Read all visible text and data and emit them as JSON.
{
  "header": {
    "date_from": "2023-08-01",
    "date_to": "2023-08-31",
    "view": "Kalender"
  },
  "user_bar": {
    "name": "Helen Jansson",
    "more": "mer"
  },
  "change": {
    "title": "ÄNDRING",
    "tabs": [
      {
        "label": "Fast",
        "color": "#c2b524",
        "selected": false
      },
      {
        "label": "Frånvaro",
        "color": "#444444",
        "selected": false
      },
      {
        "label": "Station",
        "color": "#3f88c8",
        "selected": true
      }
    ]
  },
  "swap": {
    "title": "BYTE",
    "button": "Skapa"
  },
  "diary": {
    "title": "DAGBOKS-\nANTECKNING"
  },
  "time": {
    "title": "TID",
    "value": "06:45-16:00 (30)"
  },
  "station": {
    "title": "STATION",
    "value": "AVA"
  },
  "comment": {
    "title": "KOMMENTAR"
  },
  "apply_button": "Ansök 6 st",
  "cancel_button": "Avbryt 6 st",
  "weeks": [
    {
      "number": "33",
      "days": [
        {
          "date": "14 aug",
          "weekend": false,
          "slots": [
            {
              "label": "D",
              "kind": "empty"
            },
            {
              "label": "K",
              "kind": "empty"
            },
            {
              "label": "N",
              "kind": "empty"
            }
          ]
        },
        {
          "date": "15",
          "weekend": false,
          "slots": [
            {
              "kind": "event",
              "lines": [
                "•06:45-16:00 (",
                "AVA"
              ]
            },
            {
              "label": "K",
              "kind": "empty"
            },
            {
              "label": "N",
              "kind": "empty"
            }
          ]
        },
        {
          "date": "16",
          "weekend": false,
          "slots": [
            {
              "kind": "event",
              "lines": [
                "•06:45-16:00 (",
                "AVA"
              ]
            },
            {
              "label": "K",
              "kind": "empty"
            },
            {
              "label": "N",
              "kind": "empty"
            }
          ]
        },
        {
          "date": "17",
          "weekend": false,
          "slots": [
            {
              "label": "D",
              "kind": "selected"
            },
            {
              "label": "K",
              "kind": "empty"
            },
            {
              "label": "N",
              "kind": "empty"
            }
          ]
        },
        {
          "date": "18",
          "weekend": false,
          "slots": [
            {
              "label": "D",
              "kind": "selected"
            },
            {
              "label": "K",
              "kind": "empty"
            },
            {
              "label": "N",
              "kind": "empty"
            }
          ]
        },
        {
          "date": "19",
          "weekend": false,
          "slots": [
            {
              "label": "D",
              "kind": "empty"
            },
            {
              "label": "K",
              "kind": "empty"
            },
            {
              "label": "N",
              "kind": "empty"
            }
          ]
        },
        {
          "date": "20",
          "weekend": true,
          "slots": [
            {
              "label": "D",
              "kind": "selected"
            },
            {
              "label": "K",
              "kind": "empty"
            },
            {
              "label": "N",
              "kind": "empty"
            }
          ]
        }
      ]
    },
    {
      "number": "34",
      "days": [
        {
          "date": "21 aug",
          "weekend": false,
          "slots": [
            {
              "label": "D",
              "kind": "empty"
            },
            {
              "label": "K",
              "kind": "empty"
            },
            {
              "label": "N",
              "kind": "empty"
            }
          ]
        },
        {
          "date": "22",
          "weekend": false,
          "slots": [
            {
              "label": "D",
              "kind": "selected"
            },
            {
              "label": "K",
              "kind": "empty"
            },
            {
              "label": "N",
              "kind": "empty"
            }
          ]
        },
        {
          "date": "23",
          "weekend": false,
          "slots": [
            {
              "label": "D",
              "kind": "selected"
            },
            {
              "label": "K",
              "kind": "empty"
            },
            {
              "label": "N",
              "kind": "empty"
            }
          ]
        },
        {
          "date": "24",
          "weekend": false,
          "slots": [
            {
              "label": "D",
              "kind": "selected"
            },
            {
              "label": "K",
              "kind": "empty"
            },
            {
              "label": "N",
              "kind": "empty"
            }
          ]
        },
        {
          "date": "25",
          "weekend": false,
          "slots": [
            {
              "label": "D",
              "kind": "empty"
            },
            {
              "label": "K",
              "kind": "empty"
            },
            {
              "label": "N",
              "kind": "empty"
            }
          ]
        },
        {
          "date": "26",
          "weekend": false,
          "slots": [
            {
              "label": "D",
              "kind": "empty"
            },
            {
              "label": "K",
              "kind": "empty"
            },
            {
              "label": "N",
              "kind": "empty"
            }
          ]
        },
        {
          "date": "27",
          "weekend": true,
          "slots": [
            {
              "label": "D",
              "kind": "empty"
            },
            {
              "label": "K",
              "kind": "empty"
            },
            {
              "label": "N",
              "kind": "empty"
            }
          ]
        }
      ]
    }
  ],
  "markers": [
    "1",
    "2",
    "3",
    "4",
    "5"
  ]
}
——
:: Task directions ::
Select, from the listing, all lines that include the word "color".

:: Exercise result ::
        "color": "#c2b524",
        "color": "#444444",
        "color": "#3f88c8",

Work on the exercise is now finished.